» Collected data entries
***
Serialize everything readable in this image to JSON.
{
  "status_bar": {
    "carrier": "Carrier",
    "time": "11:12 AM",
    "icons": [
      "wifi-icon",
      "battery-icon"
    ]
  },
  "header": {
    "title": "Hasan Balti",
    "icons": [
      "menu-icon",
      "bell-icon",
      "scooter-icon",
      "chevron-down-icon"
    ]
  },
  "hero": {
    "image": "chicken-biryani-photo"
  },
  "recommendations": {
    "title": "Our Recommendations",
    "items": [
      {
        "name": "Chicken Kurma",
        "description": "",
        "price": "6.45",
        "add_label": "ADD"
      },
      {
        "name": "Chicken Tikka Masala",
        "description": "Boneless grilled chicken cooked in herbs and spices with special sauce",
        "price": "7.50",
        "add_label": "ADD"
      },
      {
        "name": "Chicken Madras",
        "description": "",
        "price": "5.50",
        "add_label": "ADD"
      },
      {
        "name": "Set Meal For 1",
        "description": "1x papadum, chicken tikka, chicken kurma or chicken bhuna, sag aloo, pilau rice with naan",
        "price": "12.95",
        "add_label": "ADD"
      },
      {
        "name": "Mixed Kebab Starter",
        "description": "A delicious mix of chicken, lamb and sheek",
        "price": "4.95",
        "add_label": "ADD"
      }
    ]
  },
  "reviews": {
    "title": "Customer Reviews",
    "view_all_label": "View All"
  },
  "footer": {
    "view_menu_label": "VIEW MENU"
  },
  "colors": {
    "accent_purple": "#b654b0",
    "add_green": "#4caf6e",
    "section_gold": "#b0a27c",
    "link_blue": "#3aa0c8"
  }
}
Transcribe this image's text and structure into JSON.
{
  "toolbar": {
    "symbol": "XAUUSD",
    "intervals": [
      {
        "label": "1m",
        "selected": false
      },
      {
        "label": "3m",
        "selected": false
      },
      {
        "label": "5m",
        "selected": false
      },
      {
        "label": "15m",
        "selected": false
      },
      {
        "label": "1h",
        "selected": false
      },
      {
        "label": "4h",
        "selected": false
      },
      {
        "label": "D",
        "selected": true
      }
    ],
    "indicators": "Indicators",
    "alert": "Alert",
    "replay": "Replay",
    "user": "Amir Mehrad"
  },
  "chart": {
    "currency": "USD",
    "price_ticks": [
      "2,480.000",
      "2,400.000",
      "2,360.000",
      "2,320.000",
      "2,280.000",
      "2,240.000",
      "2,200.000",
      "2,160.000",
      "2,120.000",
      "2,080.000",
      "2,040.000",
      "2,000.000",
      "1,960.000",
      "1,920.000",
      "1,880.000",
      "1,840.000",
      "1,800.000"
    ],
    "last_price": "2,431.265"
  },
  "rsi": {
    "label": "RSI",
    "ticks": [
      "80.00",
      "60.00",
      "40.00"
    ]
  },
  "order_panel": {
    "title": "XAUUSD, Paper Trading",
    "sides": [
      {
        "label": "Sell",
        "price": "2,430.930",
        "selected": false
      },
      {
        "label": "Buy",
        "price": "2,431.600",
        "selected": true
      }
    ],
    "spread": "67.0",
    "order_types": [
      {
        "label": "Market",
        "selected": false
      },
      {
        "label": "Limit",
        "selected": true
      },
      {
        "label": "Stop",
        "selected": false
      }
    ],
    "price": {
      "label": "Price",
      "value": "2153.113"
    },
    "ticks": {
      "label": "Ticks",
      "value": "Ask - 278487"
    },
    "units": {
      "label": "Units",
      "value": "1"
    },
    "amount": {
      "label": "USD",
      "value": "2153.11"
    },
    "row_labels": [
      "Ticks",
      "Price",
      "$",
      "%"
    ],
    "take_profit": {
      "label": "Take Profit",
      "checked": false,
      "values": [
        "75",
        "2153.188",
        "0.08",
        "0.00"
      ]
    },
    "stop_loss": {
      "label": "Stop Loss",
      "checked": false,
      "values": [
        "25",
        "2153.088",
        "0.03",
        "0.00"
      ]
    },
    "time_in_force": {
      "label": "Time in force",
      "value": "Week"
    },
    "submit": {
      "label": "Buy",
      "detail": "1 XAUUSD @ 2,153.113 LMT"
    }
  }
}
***
» WHAT IS BEING ASKED
Repeat the material word for word, in full.

» WRITTEN REPLY
Serialize everything readable in this image to JSON.
{
  "status_bar": {
    "carrier": "Carrier",
    "time": "11:12 AM",
    "icons": [
      "wifi-icon",
      "battery-icon"
    ]
  },
  "header": {
    "title": "Hasan Balti",
    "icons": [
      "menu-icon",
      "bell-icon",
      "scooter-icon",
      "chevron-down-icon"
    ]
  },
  "hero": {
    "image": "chicken-biryani-photo"
  },
  "recommendations": {
    "title": "Our Recommendations",
    "items": [
      {
        "name": "Chicken Kurma",
        "description": "",
        "price": "6.45",
        "add_label": "ADD"
      },
      {
        "name": "Chicken Tikka Masala",
        "description": "Boneless grilled chicken cooked in herbs and spices with special sauce",
        "price": "7.50",
        "add_label": "ADD"
      },
      {
        "name": "Chicken Madras",
        "description": "",
        "price": "5.50",
        "add_label": "ADD"
      },
      {
        "name": "Set Meal For 1",
        "description": "1x papadum, chicken tikka, chicken kurma or chicken bhuna, sag aloo, pilau rice with naan",
        "price": "12.95",
        "add_label": "ADD"
      },
      {
        "name": "Mixed Kebab Starter",
        "description": "A delicious mix of chicken, lamb and sheek",
        "price": "4.95",
        "add_label": "ADD"
      }
    ]
  },
  "reviews": {
    "title": "Customer Reviews",
    "view_all_label": "View All"
  },
  "footer": {
    "view_menu_label": "VIEW MENU"
  },
  "colors": {
    "accent_purple": "#b654b0",
    "add_green": "#4caf6e",
    "section_gold": "#b0a27c",
    "link_blue": "#3aa0c8"
  }
}
Transcribe this image's text and structure into JSON.
{
  "toolbar": {
    "symbol": "XAUUSD",
    "intervals": [
      {
        "label": "1m",
        "selected": false
      },
      {
        "label": "3m",
        "selected": false
      },
      {
        "label": "5m",
        "selected": false
      },
      {
        "label": "15m",
        "selected": false
      },
      {
        "label": "1h",
        "selected": false
      },
      {
        "label": "4h",
        "selected": false
      },
      {
        "label": "D",
        "selected": true
      }
    ],
    "indicators": "Indicators",
    "alert": "Alert",
    "replay": "Replay",
    "user": "Amir Mehrad"
  },
  "chart": {
    "currency": "USD",
    "price_ticks": [
      "2,480.000",
      "2,400.000",
      "2,360.000",
      "2,320.000",
      "2,280.000",
      "2,240.000",
      "2,200.000",
      "2,160.000",
      "2,120.000",
      "2,080.000",
      "2,040.000",
      "2,000.000",
      "1,960.000",
      "1,920.000",
      "1,880.000",
      "1,840.000",
      "1,800.000"
    ],
    "last_price": "2,431.265"
  },
  "rsi": {
    "label": "RSI",
    "ticks": [
      "80.00",
      "60.00",
      "40.00"
    ]
  },
  "order_panel": {
    "title": "XAUUSD, Paper Trading",
    "sides": [
      {
        "label": "Sell",
        "price": "2,430.930",
        "selected": false
      },
      {
        "label": "Buy",
        "price": "2,431.600",
        "selected": true
      }
    ],
    "spread": "67.0",
    "order_types": [
      {
        "label": "Market",
        "selected": false
      },
      {
        "label": "Limit",
        "selected": true
      },
      {
        "label": "Stop",
        "selected": false
      }
    ],
    "price": {
      "label": "Price",
      "value": "2153.113"
    },
    "ticks": {
      "label": "Ticks",
      "value": "Ask - 278487"
    },
    "units": {
      "label": "Units",
      "value": "1"
    },
    "amount": {
      "label": "USD",
      "value": "2153.11"
    },
    "row_labels": [
      "Ticks",
      "Price",
      "$",
      "%"
    ],
    "take_profit": {
      "label": "Take Profit",
      "checked": false,
      "values": [
        "75",
        "2153.188",
        "0.08",
        "0.00"
      ]
    },
    "stop_loss": {
      "label": "Stop Loss",
      "checked": false,
      "values": [
        "25",
        "2153.088",
        "0.03",
        "0.00"
      ]
    },
    "time_in_force": {
      "label": "Time in force",
      "value": "Week"
    },
    "submit": {
      "label": "Buy",
      "detail": "1 XAUUSD @ 2,153.113 LMT"
    }
  }
}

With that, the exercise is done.